:: Exercise aim ::
Each record must appear in your answer exactly as it does below.

:: Provided entries ::
# # #
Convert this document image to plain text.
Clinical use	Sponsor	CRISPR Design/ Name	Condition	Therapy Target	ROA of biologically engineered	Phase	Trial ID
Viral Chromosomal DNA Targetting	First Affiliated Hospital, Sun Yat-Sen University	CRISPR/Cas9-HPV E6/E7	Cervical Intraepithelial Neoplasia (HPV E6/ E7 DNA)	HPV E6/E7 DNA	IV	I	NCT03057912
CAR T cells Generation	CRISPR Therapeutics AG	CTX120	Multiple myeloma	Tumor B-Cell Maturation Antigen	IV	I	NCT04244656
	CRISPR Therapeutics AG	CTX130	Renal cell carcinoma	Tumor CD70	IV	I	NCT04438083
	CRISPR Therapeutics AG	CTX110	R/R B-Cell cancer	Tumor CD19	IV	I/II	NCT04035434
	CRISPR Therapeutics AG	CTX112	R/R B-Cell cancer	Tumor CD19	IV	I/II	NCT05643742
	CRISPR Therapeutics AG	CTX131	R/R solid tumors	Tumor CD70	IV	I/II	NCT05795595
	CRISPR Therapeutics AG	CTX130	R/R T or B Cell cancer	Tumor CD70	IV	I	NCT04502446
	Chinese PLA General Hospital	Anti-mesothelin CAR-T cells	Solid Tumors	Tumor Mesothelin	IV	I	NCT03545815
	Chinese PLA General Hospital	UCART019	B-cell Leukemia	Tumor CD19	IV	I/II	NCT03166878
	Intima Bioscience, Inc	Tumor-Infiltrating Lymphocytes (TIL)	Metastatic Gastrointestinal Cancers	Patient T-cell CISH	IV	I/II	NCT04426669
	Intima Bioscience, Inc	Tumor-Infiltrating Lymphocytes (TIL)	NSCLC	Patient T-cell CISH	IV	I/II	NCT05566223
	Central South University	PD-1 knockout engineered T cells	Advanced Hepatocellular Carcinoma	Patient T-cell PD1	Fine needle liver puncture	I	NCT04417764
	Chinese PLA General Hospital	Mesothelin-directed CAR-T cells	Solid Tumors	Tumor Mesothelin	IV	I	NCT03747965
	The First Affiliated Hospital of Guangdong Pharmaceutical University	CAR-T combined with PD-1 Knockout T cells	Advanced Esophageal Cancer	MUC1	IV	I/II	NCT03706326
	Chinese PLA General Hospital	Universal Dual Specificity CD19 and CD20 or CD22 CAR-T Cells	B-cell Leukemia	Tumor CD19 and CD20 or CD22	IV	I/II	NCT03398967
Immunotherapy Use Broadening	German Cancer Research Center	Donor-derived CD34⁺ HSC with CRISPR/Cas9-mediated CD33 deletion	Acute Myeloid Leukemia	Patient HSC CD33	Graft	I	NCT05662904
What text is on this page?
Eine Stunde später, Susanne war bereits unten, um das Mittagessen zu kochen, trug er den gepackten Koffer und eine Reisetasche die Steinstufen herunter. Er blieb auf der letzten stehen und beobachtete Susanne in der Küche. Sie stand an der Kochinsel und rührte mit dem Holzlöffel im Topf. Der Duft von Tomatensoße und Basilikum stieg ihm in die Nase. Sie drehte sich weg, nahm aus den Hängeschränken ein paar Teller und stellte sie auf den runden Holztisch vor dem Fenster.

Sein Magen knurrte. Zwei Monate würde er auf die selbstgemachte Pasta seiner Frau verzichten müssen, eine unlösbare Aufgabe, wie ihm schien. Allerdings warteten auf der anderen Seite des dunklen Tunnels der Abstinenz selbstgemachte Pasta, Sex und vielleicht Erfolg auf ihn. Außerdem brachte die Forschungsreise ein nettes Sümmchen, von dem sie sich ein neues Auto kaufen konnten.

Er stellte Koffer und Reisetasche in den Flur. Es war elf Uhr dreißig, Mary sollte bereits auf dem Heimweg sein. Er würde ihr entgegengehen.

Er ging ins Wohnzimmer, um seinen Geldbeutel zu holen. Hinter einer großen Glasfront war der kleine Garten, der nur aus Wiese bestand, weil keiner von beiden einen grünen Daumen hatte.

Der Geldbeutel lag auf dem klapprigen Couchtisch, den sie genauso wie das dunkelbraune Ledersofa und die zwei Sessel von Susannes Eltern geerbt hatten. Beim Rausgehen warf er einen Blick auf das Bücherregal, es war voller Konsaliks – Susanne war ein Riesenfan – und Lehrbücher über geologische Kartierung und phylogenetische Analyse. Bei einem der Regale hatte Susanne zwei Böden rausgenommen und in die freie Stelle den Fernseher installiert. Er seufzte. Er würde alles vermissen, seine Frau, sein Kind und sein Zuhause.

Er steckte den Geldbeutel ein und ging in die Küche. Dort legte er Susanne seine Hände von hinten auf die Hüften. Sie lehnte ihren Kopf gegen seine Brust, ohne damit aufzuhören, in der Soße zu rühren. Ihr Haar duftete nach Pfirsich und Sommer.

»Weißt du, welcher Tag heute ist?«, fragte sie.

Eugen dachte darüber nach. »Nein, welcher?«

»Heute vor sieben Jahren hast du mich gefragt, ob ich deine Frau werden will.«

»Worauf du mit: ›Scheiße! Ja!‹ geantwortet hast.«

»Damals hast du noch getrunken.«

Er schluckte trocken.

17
# # #
:: Solution to this task ::
Convert this document image to plain text.
Clinical use	Sponsor	CRISPR Design/ Name	Condition	Therapy Target	ROA of biologically engineered	Phase	Trial ID
Viral Chromosomal DNA Targetting	First Affiliated Hospital, Sun Yat-Sen University	CRISPR/Cas9-HPV E6/E7	Cervical Intraepithelial Neoplasia (HPV E6/ E7 DNA)	HPV E6/E7 DNA	IV	I	NCT03057912
CAR T cells Generation	CRISPR Therapeutics AG	CTX120	Multiple myeloma	Tumor B-Cell Maturation Antigen	IV	I	NCT04244656
	CRISPR Therapeutics AG	CTX130	Renal cell carcinoma	Tumor CD70	IV	I	NCT04438083
	CRISPR Therapeutics AG	CTX110	R/R B-Cell cancer	Tumor CD19	IV	I/II	NCT04035434
	CRISPR Therapeutics AG	CTX112	R/R B-Cell cancer	Tumor CD19	IV	I/II	NCT05643742
	CRISPR Therapeutics AG	CTX131	R/R solid tumors	Tumor CD70	IV	I/II	NCT05795595
	CRISPR Therapeutics AG	CTX130	R/R T or B Cell cancer	Tumor CD70	IV	I	NCT04502446
	Chinese PLA General Hospital	Anti-mesothelin CAR-T cells	Solid Tumors	Tumor Mesothelin	IV	I	NCT03545815
	Chinese PLA General Hospital	UCART019	B-cell Leukemia	Tumor CD19	IV	I/II	NCT03166878
	Intima Bioscience, Inc	Tumor-Infiltrating Lymphocytes (TIL)	Metastatic Gastrointestinal Cancers	Patient T-cell CISH	IV	I/II	NCT04426669
	Intima Bioscience, Inc	Tumor-Infiltrating Lymphocytes (TIL)	NSCLC	Patient T-cell CISH	IV	I/II	NCT05566223
	Central South University	PD-1 knockout engineered T cells	Advanced Hepatocellular Carcinoma	Patient T-cell PD1	Fine needle liver puncture	I	NCT04417764
	Chinese PLA General Hospital	Mesothelin-directed CAR-T cells	Solid Tumors	Tumor Mesothelin	IV	I	NCT03747965
	The First Affiliated Hospital of Guangdong Pharmaceutical University	CAR-T combined with PD-1 Knockout T cells	Advanced Esophageal Cancer	MUC1	IV	I/II	NCT03706326
	Chinese PLA General Hospital	Universal Dual Specificity CD19 and CD20 or CD22 CAR-T Cells	B-cell Leukemia	Tumor CD19 and CD20 or CD22	IV	I/II	NCT03398967
Immunotherapy Use Broadening	German Cancer Research Center	Donor-derived CD34⁺ HSC with CRISPR/Cas9-mediated CD33 deletion	Acute Myeloid Leukemia	Patient HSC CD33	Graft	I	NCT05662904
What text is on this page?
Eine Stunde später, Susanne war bereits unten, um das Mittagessen zu kochen, trug er den gepackten Koffer und eine Reisetasche die Steinstufen herunter. Er blieb auf der letzten stehen und beobachtete Susanne in der Küche. Sie stand an der Kochinsel und rührte mit dem Holzlöffel im Topf. Der Duft von Tomatensoße und Basilikum stieg ihm in die Nase. Sie drehte sich weg, nahm aus den Hängeschränken ein paar Teller und stellte sie auf den runden Holztisch vor dem Fenster.

Sein Magen knurrte. Zwei Monate würde er auf die selbstgemachte Pasta seiner Frau verzichten müssen, eine unlösbare Aufgabe, wie ihm schien. Allerdings warteten auf der anderen Seite des dunklen Tunnels der Abstinenz selbstgemachte Pasta, Sex und vielleicht Erfolg auf ihn. Außerdem brachte die Forschungsreise ein nettes Sümmchen, von dem sie sich ein neues Auto kaufen konnten.

Er stellte Koffer und Reisetasche in den Flur. Es war elf Uhr dreißig, Mary sollte bereits auf dem Heimweg sein. Er würde ihr entgegengehen.

Er ging ins Wohnzimmer, um seinen Geldbeutel zu holen. Hinter einer großen Glasfront war der kleine Garten, der nur aus Wiese bestand, weil keiner von beiden einen grünen Daumen hatte.

Der Geldbeutel lag auf dem klapprigen Couchtisch, den sie genauso wie das dunkelbraune Ledersofa und die zwei Sessel von Susannes Eltern geerbt hatten. Beim Rausgehen warf er einen Blick auf das Bücherregal, es war voller Konsaliks – Susanne war ein Riesenfan – und Lehrbücher über geologische Kartierung und phylogenetische Analyse. Bei einem der Regale hatte Susanne zwei Böden rausgenommen und in die freie Stelle den Fernseher installiert. Er seufzte. Er würde alles vermissen, seine Frau, sein Kind und sein Zuhause.

Er steckte den Geldbeutel ein und ging in die Küche. Dort legte er Susanne seine Hände von hinten auf die Hüften. Sie lehnte ihren Kopf gegen seine Brust, ohne damit aufzuhören, in der Soße zu rühren. Ihr Haar duftete nach Pfirsich und Sommer.

»Weißt du, welcher Tag heute ist?«, fragte sie.

Eugen dachte darüber nach. »Nein, welcher?«

»Heute vor sieben Jahren hast du mich gefragt, ob ich deine Frau werden will.«

»Worauf du mit: ›Scheiße! Ja!‹ geantwortet hast.«

»Damals hast du noch getrunken.«

Er schluckte trocken.

17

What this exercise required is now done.